* [What you have to do] Scan the listing below and copy every line holding "mula".

* [Data listing]
+-------+

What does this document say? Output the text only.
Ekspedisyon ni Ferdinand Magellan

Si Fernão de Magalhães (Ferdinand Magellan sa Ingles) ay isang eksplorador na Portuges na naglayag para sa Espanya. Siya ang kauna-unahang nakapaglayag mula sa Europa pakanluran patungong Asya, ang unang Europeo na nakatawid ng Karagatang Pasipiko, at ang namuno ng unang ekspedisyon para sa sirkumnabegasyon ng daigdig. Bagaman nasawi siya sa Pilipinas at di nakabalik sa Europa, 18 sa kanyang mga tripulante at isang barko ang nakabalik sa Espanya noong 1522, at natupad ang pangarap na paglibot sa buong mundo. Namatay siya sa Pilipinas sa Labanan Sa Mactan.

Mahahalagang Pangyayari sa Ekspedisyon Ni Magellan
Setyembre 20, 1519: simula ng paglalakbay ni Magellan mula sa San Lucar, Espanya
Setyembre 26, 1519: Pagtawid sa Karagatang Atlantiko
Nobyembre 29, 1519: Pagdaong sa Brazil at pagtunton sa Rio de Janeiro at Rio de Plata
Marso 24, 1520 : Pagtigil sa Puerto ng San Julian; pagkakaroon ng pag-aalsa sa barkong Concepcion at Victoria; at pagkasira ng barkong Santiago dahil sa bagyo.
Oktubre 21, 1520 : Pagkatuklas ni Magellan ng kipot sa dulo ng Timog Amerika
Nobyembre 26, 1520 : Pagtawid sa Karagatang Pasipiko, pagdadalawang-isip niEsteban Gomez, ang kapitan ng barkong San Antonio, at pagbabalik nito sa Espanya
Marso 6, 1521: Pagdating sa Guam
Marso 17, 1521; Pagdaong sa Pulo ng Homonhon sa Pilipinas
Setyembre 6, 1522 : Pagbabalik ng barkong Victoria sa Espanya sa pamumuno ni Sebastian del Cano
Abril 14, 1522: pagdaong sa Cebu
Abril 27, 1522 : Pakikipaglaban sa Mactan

+-------+

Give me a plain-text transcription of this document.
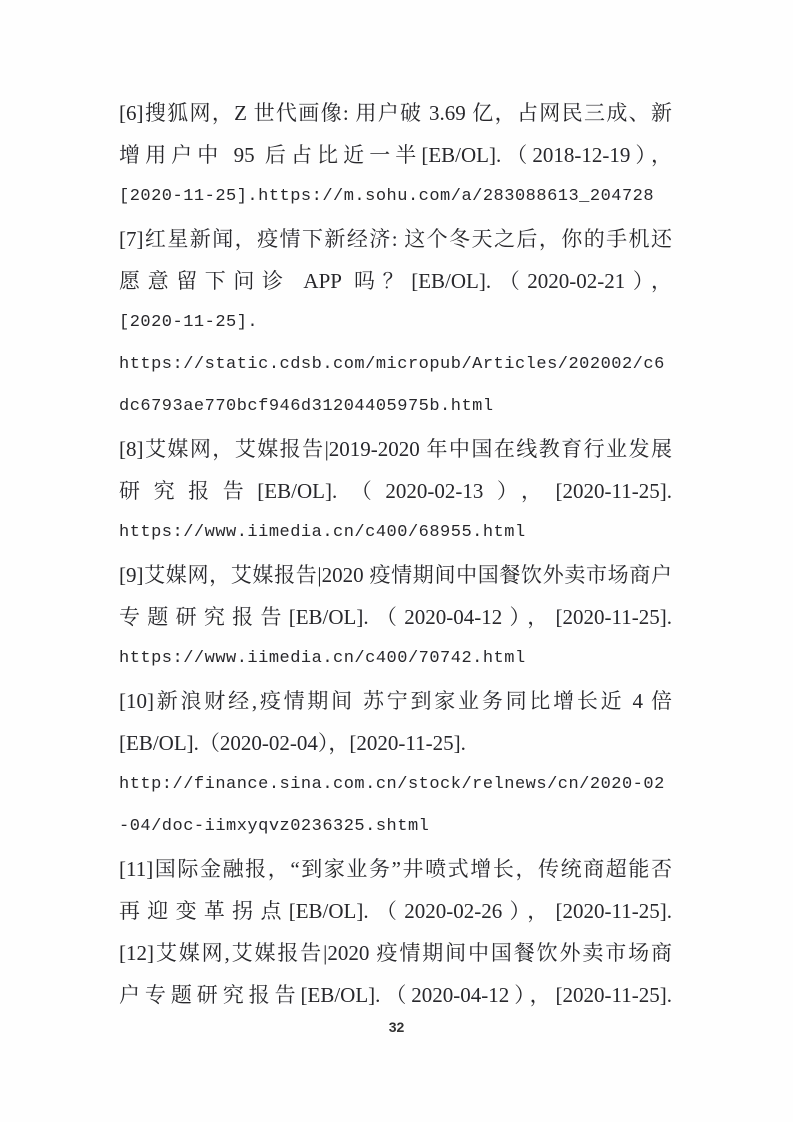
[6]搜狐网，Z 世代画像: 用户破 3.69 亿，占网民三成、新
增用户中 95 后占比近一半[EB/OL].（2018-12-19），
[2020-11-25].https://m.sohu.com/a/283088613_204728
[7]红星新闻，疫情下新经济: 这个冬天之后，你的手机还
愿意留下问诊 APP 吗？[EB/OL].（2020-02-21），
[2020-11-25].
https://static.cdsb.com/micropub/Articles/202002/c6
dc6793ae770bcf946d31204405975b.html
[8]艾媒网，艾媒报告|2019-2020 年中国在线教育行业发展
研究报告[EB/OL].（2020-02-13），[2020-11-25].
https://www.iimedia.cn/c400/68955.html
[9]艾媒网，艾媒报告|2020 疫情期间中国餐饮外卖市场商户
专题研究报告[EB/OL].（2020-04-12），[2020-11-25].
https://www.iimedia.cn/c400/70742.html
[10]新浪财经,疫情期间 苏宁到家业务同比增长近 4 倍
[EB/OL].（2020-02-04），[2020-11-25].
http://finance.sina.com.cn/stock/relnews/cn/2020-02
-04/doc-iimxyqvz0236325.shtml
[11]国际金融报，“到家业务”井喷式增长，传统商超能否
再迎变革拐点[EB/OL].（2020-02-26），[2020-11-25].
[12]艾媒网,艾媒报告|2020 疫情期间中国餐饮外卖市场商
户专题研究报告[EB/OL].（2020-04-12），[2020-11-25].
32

+-------+

* [Exercise solution]
Si Fernão de Magalhães (Ferdinand Magellan sa Ingles) ay isang eksplorador na Portuges na naglayag para sa Espanya. Siya ang kauna-unahang nakapaglayag mula sa Europa pakanluran patungong Asya, ang unang Europeo na nakatawid ng Karagatang Pasipiko, at ang namuno ng unang ekspedisyon para sa sirkumnabegasyon ng daigdig. Bagaman nasawi siya sa Pilipinas at di nakabalik sa Europa, 18 sa kanyang mga tripulante at isang barko ang nakabalik sa Espanya noong 1522, at natupad ang pangarap na paglibot sa buong mundo. Namatay siya sa Pilipinas sa Labanan Sa Mactan.
Setyembre 20, 1519: simula ng paglalakbay ni Magellan mula sa San Lucar, Espanya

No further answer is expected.